[Begin]

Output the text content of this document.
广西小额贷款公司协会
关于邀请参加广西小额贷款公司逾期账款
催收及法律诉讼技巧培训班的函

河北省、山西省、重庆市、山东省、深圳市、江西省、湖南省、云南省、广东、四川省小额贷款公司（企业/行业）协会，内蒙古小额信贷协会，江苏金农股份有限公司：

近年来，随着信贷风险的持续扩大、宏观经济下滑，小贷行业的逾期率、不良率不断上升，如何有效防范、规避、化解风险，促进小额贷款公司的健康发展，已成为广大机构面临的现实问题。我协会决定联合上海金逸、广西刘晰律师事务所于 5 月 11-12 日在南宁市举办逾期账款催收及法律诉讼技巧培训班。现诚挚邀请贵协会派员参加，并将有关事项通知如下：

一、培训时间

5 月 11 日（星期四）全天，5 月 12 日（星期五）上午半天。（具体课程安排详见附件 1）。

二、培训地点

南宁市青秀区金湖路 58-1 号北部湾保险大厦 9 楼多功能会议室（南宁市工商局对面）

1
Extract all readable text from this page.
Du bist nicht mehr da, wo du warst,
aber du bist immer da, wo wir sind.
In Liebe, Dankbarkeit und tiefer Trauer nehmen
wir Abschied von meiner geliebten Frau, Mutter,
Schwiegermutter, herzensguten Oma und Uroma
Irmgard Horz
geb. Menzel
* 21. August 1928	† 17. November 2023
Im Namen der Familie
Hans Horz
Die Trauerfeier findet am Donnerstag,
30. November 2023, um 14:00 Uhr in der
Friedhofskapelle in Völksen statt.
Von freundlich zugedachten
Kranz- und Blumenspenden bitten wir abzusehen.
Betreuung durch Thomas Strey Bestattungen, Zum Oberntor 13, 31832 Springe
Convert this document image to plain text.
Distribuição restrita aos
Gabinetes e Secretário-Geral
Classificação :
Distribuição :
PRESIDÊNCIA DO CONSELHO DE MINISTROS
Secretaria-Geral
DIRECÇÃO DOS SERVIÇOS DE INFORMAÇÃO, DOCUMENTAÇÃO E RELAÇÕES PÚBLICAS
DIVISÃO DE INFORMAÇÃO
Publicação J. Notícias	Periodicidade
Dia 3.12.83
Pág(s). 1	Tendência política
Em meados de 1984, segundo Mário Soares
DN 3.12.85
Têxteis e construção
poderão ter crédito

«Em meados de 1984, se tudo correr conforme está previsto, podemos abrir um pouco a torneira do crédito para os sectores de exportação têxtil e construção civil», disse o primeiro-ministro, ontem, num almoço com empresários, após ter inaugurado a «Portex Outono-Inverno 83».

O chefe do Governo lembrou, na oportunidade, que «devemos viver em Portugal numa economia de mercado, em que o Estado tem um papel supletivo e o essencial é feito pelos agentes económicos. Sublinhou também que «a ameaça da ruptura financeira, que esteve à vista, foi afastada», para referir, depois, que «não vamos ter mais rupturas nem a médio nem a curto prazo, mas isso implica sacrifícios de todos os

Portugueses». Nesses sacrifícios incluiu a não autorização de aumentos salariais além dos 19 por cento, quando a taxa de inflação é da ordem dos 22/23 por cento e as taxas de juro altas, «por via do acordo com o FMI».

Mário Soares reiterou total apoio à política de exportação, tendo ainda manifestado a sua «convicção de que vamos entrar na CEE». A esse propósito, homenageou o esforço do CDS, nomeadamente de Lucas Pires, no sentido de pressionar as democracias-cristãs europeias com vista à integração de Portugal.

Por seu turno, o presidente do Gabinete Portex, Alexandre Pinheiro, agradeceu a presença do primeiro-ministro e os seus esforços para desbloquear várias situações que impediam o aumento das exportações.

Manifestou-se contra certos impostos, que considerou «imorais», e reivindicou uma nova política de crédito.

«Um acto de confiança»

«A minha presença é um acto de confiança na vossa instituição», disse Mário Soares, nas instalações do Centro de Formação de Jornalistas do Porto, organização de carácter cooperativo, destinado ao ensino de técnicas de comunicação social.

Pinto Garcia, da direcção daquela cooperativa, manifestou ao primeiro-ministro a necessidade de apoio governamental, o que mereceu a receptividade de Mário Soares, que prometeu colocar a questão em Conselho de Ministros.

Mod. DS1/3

[End]

__Work to do__: Go through the entries and return each line where the word "crédito" appears.

__Response to this task__:
poderão ter crédito
«Em meados de 1984, se tudo correr conforme está previsto, podemos abrir um pouco a torneira do crédito para os sectores de exportação têxtil e construção civil», disse o primeiro-ministro, ontem, num almoço com empresários, após ter inaugurado a «Portex Outono-Inverno 83».
Manifestou-se contra certos impostos, que considerou «imorais», e reivindicou uma nova política de crédito.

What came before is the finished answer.